## Source data
___

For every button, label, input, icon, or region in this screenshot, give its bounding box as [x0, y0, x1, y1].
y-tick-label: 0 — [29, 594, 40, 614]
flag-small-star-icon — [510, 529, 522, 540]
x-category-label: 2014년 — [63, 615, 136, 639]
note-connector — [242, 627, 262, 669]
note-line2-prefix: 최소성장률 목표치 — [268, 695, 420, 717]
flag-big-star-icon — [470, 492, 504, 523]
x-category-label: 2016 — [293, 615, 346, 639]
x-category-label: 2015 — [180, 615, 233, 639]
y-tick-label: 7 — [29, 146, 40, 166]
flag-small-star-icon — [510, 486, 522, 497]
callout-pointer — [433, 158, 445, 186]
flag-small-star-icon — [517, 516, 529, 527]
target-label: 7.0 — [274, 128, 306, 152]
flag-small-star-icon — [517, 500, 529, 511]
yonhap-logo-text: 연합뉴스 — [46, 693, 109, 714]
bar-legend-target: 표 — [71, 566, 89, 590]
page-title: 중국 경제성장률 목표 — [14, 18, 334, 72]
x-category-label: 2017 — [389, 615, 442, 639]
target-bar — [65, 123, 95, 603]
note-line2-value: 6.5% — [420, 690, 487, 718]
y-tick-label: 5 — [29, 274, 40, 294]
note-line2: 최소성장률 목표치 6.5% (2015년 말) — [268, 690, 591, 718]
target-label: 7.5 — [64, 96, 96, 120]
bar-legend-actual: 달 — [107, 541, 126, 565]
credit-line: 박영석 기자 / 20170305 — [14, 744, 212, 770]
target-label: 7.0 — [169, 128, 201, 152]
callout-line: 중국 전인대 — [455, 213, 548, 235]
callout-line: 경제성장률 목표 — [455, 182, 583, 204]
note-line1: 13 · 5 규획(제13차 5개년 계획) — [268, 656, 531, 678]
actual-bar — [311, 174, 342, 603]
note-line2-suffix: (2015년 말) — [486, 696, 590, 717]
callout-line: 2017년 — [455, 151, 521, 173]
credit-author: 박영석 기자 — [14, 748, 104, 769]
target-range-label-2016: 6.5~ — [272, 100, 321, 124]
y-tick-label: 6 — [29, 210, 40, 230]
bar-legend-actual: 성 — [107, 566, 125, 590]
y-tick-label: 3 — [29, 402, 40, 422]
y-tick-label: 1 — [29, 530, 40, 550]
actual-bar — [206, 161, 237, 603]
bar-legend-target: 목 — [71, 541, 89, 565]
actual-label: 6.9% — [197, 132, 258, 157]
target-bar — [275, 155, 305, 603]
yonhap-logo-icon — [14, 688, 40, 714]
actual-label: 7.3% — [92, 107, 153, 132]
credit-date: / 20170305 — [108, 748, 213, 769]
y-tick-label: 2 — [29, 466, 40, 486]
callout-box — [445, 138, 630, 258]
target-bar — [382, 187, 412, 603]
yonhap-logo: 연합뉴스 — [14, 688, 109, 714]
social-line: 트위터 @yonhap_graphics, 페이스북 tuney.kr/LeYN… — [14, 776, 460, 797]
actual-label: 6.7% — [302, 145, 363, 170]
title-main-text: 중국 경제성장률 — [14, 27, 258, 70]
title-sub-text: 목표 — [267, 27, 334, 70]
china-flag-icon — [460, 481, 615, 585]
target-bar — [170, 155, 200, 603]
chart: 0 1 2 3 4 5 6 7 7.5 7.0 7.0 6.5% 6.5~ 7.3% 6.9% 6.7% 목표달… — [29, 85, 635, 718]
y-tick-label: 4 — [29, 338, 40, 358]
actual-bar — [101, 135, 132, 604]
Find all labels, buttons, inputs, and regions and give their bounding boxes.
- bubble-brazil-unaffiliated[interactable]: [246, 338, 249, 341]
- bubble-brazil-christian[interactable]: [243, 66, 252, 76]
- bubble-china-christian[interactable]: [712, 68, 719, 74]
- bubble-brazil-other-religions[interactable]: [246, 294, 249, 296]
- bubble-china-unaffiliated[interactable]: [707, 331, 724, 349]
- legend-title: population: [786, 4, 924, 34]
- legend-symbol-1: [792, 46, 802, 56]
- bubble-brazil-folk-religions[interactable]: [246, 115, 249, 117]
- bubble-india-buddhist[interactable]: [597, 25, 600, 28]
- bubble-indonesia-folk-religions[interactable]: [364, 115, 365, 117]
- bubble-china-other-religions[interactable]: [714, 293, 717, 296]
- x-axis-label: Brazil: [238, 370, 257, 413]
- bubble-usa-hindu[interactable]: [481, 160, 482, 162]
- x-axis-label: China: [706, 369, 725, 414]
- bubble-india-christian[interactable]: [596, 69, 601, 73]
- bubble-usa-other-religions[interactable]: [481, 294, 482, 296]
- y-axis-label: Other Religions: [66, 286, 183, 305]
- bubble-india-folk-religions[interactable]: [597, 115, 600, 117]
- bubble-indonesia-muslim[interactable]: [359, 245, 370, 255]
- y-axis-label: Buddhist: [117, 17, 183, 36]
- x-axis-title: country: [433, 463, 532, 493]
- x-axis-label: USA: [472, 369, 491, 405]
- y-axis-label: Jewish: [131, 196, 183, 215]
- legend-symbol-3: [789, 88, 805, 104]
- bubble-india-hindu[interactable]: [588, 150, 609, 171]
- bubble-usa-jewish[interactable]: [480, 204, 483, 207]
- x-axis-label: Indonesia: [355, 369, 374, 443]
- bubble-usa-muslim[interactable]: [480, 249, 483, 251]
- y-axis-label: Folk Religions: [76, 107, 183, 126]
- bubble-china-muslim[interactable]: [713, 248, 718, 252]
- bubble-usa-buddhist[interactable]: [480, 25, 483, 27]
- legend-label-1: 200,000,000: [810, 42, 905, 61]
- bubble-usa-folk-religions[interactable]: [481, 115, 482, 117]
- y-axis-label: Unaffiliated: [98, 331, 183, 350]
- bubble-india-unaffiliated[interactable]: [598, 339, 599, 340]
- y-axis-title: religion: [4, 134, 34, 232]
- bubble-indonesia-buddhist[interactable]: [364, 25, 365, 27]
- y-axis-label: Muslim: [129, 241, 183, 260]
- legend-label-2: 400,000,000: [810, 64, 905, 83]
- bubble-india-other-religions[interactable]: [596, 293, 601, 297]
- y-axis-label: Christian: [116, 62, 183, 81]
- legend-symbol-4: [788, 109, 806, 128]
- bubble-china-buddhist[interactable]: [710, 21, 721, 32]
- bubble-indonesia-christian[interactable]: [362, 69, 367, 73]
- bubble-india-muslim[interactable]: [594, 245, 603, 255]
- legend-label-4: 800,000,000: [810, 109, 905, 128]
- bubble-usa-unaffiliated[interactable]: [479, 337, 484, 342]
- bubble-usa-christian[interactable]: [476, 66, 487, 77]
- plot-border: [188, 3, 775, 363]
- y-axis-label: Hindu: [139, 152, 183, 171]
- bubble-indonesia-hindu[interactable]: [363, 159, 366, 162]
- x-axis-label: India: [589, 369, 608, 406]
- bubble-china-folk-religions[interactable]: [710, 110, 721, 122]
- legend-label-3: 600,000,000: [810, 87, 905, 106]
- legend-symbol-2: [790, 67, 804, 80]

___

## TASK PROMPT
Copy the rows above word for word, from the first row through the row containing "bar-legend-actual: 달 — [107, 541, 126, 565]", including both of those rows.

## IN RESPONSE
For every button, label, input, icon, or region in this screenshot, give its bounding box as [x0, y0, x1, y1].
y-tick-label: 0 — [29, 594, 40, 614]
flag-small-star-icon — [510, 529, 522, 540]
x-category-label: 2014년 — [63, 615, 136, 639]
note-connector — [242, 627, 262, 669]
note-line2-prefix: 최소성장률 목표치 — [268, 695, 420, 717]
flag-big-star-icon — [470, 492, 504, 523]
x-category-label: 2016 — [293, 615, 346, 639]
x-category-label: 2015 — [180, 615, 233, 639]
y-tick-label: 7 — [29, 146, 40, 166]
flag-small-star-icon — [510, 486, 522, 497]
callout-pointer — [433, 158, 445, 186]
flag-small-star-icon — [517, 516, 529, 527]
target-label: 7.0 — [274, 128, 306, 152]
flag-small-star-icon — [517, 500, 529, 511]
yonhap-logo-text: 연합뉴스 — [46, 693, 109, 714]
bar-legend-target: 표 — [71, 566, 89, 590]
page-title: 중국 경제성장률 목표 — [14, 18, 334, 72]
x-category-label: 2017 — [389, 615, 442, 639]
target-bar — [65, 123, 95, 603]
note-line2-value: 6.5% — [420, 690, 487, 718]
y-tick-label: 5 — [29, 274, 40, 294]
note-line2: 최소성장률 목표치 6.5% (2015년 말) — [268, 690, 591, 718]
target-label: 7.5 — [64, 96, 96, 120]
bar-legend-actual: 달 — [107, 541, 126, 565]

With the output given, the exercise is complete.